- [WHAT TO DO] Give the material again in full, matching it exactly.

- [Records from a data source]
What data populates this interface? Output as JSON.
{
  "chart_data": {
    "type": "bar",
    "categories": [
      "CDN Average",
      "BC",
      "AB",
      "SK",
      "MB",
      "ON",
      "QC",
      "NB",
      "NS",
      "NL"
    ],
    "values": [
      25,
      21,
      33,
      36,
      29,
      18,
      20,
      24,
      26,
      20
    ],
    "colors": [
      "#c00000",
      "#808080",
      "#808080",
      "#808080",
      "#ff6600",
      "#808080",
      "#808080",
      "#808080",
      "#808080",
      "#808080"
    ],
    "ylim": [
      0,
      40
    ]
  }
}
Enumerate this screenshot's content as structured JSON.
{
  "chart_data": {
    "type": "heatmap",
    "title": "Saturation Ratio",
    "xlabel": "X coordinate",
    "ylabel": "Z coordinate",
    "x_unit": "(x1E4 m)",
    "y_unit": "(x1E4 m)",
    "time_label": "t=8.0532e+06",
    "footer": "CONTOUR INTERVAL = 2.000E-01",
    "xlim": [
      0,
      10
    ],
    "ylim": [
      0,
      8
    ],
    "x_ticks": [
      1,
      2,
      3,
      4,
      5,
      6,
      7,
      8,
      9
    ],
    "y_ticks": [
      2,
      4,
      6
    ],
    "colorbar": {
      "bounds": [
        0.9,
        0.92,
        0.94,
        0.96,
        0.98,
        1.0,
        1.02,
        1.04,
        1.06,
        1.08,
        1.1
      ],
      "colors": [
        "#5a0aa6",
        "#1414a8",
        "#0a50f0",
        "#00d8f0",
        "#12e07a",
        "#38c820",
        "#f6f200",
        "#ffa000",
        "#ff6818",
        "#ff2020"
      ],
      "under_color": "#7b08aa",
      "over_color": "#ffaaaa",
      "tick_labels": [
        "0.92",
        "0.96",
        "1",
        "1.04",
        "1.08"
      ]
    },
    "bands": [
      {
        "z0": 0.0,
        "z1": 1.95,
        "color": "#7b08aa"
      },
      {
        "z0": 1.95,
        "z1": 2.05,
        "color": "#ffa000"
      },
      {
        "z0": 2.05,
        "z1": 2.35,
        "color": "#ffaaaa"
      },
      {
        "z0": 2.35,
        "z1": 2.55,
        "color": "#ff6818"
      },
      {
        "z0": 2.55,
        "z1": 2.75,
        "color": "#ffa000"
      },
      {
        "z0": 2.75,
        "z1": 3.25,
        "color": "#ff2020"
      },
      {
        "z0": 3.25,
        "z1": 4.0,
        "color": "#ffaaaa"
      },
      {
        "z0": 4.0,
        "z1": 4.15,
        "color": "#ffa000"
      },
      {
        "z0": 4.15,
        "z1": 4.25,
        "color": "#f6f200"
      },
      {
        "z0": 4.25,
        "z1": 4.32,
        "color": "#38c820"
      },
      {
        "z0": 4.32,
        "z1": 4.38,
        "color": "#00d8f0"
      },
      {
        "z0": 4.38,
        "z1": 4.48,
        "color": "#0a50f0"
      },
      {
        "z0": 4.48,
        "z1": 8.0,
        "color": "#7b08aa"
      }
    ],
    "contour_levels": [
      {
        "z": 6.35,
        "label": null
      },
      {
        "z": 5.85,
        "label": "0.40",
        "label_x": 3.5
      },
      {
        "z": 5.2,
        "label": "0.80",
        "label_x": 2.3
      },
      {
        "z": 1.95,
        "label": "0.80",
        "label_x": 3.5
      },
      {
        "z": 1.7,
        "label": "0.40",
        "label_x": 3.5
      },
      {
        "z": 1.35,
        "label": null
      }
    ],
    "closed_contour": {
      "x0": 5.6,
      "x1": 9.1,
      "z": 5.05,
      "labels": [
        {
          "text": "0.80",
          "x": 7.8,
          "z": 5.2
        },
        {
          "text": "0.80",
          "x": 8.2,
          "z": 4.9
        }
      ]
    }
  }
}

- [SOLUTION FOR THIS TASK]
What data populates this interface? Output as JSON.
{
  "chart_data": {
    "type": "bar",
    "categories": [
      "CDN Average",
      "BC",
      "AB",
      "SK",
      "MB",
      "ON",
      "QC",
      "NB",
      "NS",
      "NL"
    ],
    "values": [
      25,
      21,
      33,
      36,
      29,
      18,
      20,
      24,
      26,
      20
    ],
    "colors": [
      "#c00000",
      "#808080",
      "#808080",
      "#808080",
      "#ff6600",
      "#808080",
      "#808080",
      "#808080",
      "#808080",
      "#808080"
    ],
    "ylim": [
      0,
      40
    ]
  }
}
Enumerate this screenshot's content as structured JSON.
{
  "chart_data": {
    "type": "heatmap",
    "title": "Saturation Ratio",
    "xlabel": "X coordinate",
    "ylabel": "Z coordinate",
    "x_unit": "(x1E4 m)",
    "y_unit": "(x1E4 m)",
    "time_label": "t=8.0532e+06",
    "footer": "CONTOUR INTERVAL = 2.000E-01",
    "xlim": [
      0,
      10
    ],
    "ylim": [
      0,
      8
    ],
    "x_ticks": [
      1,
      2,
      3,
      4,
      5,
      6,
      7,
      8,
      9
    ],
    "y_ticks": [
      2,
      4,
      6
    ],
    "colorbar": {
      "bounds": [
        0.9,
        0.92,
        0.94,
        0.96,
        0.98,
        1.0,
        1.02,
        1.04,
        1.06,
        1.08,
        1.1
      ],
      "colors": [
        "#5a0aa6",
        "#1414a8",
        "#0a50f0",
        "#00d8f0",
        "#12e07a",
        "#38c820",
        "#f6f200",
        "#ffa000",
        "#ff6818",
        "#ff2020"
      ],
      "under_color": "#7b08aa",
      "over_color": "#ffaaaa",
      "tick_labels": [
        "0.92",
        "0.96",
        "1",
        "1.04",
        "1.08"
      ]
    },
    "bands": [
      {
        "z0": 0.0,
        "z1": 1.95,
        "color": "#7b08aa"
      },
      {
        "z0": 1.95,
        "z1": 2.05,
        "color": "#ffa000"
      },
      {
        "z0": 2.05,
        "z1": 2.35,
        "color": "#ffaaaa"
      },
      {
        "z0": 2.35,
        "z1": 2.55,
        "color": "#ff6818"
      },
      {
        "z0": 2.55,
        "z1": 2.75,
        "color": "#ffa000"
      },
      {
        "z0": 2.75,
        "z1": 3.25,
        "color": "#ff2020"
      },
      {
        "z0": 3.25,
        "z1": 4.0,
        "color": "#ffaaaa"
      },
      {
        "z0": 4.0,
        "z1": 4.15,
        "color": "#ffa000"
      },
      {
        "z0": 4.15,
        "z1": 4.25,
        "color": "#f6f200"
      },
      {
        "z0": 4.25,
        "z1": 4.32,
        "color": "#38c820"
      },
      {
        "z0": 4.32,
        "z1": 4.38,
        "color": "#00d8f0"
      },
      {
        "z0": 4.38,
        "z1": 4.48,
        "color": "#0a50f0"
      },
      {
        "z0": 4.48,
        "z1": 8.0,
        "color": "#7b08aa"
      }
    ],
    "contour_levels": [
      {
        "z": 6.35,
        "label": null
      },
      {
        "z": 5.85,
        "label": "0.40",
        "label_x": 3.5
      },
      {
        "z": 5.2,
        "label": "0.80",
        "label_x": 2.3
      },
      {
        "z": 1.95,
        "label": "0.80",
        "label_x": 3.5
      },
      {
        "z": 1.7,
        "label": "0.40",
        "label_x": 3.5
      },
      {
        "z": 1.35,
        "label": null
      }
    ],
    "closed_contour": {
      "x0": 5.6,
      "x1": 9.1,
      "z": 5.05,
      "labels": [
        {
          "text": "0.80",
          "x": 7.8,
          "z": 5.2
        },
        {
          "text": "0.80",
          "x": 8.2,
          "z": 4.9
        }
      ]
    }
  }
}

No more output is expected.